Copy out all lines of the records in which the word "subtype" appears.

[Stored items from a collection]
+++++

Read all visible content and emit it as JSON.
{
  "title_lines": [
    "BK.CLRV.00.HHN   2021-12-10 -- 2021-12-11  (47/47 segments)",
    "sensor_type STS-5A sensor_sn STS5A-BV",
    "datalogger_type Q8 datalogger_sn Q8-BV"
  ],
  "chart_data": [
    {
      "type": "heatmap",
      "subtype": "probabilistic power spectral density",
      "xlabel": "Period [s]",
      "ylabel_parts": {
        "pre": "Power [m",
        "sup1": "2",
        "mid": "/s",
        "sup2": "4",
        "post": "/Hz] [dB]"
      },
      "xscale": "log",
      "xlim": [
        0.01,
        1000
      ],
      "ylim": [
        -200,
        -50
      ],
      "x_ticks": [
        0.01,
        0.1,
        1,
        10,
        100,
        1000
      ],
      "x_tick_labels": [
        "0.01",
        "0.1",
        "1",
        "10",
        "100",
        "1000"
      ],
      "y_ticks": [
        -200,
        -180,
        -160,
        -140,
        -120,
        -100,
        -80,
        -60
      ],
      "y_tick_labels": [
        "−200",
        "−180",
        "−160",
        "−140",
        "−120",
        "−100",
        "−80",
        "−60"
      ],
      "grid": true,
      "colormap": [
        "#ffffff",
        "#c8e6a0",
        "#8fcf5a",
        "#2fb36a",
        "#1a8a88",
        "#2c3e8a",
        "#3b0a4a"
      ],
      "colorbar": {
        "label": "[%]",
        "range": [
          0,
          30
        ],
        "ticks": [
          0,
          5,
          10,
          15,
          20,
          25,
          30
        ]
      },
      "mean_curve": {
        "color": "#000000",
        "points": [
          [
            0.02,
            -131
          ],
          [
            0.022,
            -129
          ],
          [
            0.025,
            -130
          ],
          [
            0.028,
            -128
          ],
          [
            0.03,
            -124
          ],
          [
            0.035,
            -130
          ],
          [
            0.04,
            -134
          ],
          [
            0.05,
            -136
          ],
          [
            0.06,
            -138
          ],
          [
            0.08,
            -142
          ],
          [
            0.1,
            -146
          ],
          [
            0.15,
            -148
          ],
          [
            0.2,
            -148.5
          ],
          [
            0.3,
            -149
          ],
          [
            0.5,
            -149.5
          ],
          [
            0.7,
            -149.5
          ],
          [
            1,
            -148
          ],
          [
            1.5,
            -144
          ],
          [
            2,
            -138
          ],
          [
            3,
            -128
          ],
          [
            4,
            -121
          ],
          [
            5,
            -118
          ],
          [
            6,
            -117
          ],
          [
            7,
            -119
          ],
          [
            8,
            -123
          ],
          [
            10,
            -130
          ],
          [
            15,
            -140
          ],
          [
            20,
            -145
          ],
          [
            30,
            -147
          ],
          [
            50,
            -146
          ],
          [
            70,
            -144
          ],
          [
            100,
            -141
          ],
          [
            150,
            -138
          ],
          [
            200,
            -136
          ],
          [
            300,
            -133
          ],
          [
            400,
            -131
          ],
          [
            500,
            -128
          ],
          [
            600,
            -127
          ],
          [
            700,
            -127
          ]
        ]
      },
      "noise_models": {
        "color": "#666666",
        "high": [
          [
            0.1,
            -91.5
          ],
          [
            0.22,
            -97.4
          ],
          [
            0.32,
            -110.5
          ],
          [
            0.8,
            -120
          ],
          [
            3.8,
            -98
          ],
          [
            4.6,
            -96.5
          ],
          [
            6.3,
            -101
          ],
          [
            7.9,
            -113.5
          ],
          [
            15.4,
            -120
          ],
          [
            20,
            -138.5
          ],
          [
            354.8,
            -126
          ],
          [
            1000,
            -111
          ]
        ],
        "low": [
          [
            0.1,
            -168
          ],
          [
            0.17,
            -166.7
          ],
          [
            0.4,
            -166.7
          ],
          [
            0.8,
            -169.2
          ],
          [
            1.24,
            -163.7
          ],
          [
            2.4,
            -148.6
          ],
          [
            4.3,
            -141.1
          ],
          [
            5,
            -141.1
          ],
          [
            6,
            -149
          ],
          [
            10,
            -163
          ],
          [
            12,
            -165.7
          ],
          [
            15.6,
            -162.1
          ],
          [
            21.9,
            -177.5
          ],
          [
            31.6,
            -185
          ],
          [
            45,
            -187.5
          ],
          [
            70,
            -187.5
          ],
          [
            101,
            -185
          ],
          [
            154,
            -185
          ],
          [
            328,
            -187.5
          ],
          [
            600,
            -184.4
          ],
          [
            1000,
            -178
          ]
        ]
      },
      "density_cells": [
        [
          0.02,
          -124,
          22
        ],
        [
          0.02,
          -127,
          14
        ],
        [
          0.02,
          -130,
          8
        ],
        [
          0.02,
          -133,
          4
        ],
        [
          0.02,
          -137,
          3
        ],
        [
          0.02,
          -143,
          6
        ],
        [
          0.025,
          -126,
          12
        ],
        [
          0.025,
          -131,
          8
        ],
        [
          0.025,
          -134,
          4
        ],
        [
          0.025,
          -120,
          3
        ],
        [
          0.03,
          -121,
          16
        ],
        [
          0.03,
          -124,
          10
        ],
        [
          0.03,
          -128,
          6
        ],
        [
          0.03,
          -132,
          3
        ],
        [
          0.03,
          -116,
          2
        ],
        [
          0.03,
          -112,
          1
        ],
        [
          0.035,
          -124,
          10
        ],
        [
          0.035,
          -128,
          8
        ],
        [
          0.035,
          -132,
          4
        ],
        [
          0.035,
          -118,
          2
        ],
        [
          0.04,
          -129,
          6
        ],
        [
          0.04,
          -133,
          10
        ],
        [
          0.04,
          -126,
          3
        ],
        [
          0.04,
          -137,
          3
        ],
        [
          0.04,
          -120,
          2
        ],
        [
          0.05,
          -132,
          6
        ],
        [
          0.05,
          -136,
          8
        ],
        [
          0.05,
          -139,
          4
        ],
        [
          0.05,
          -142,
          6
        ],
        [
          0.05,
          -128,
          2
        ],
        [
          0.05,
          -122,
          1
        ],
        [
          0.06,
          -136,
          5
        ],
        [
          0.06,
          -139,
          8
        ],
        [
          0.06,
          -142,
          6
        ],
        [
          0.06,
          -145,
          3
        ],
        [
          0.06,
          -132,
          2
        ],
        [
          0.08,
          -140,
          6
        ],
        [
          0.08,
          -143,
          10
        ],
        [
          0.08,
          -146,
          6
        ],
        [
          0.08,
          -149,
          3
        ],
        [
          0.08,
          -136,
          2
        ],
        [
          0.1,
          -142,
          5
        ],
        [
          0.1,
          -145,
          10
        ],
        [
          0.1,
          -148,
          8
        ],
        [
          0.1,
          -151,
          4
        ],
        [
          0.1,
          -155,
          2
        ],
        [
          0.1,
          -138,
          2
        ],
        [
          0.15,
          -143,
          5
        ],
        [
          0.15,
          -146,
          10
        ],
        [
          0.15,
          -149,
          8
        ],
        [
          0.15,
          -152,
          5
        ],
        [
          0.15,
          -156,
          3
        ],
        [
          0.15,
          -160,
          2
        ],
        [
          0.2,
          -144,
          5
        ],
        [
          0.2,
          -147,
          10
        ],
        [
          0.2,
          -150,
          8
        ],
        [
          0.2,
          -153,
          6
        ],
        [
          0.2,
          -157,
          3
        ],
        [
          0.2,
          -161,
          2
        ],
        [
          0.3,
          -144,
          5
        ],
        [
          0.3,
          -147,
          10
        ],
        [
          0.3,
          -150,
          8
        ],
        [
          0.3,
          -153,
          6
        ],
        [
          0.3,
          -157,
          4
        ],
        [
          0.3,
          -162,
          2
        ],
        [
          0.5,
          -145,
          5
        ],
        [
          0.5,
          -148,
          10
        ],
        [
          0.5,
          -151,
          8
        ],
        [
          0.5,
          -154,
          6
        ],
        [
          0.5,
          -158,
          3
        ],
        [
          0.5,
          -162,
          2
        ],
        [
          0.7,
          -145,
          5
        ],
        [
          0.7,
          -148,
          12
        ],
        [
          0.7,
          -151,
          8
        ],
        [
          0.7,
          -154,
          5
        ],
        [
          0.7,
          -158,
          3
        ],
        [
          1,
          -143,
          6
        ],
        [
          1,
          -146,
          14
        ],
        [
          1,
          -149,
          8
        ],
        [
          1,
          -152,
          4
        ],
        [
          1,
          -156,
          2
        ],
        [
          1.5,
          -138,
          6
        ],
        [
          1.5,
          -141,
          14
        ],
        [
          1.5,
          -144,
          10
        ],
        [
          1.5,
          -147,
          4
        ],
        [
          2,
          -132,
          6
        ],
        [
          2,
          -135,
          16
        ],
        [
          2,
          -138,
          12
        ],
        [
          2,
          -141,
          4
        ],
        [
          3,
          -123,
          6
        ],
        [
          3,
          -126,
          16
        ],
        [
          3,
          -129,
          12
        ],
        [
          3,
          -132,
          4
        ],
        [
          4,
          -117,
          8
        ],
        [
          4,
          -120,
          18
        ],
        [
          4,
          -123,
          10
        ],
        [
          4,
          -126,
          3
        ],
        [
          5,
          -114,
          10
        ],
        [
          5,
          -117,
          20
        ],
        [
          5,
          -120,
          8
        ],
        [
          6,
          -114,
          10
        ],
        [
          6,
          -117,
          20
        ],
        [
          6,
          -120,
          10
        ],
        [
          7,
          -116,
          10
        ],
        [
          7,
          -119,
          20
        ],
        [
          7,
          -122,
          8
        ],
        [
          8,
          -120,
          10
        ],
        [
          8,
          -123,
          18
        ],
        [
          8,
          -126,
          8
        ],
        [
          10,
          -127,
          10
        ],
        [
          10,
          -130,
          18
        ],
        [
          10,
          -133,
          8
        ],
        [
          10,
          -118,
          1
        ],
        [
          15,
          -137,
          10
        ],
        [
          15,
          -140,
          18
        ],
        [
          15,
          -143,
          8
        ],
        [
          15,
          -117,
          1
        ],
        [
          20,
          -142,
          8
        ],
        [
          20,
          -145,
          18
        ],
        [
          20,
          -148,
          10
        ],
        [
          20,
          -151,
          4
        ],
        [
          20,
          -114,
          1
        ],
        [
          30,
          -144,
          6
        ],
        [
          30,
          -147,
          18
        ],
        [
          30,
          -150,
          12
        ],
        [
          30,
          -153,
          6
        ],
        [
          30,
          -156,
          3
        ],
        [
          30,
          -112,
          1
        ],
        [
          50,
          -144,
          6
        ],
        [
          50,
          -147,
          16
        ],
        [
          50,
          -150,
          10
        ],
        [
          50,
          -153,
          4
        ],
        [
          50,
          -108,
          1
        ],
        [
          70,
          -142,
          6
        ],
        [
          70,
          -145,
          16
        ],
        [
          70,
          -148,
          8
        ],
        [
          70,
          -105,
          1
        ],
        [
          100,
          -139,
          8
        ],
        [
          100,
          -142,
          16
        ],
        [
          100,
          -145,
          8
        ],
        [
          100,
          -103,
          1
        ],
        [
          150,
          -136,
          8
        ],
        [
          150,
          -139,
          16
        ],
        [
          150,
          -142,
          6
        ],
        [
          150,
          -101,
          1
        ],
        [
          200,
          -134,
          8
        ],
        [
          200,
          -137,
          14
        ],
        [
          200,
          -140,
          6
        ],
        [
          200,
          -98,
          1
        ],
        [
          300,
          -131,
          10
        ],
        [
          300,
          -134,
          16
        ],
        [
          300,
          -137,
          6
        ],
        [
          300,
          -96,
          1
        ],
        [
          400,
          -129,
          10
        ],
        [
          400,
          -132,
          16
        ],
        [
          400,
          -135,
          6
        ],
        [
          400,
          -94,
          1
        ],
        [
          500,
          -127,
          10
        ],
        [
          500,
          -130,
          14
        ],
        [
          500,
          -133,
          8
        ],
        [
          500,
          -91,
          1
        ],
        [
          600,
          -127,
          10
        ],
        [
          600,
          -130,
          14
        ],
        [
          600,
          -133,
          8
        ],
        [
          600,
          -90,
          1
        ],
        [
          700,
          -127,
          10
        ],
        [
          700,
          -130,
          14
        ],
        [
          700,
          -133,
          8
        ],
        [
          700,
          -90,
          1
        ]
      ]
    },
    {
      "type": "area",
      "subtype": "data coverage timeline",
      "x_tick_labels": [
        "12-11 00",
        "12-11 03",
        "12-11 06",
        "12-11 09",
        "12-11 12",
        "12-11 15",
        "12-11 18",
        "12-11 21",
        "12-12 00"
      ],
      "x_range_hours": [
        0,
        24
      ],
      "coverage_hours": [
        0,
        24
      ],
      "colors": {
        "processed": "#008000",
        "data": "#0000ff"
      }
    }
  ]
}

+++++

## FULL ANSWER
      "subtype": "probabilistic power spectral density",
      "subtype": "data coverage timeline",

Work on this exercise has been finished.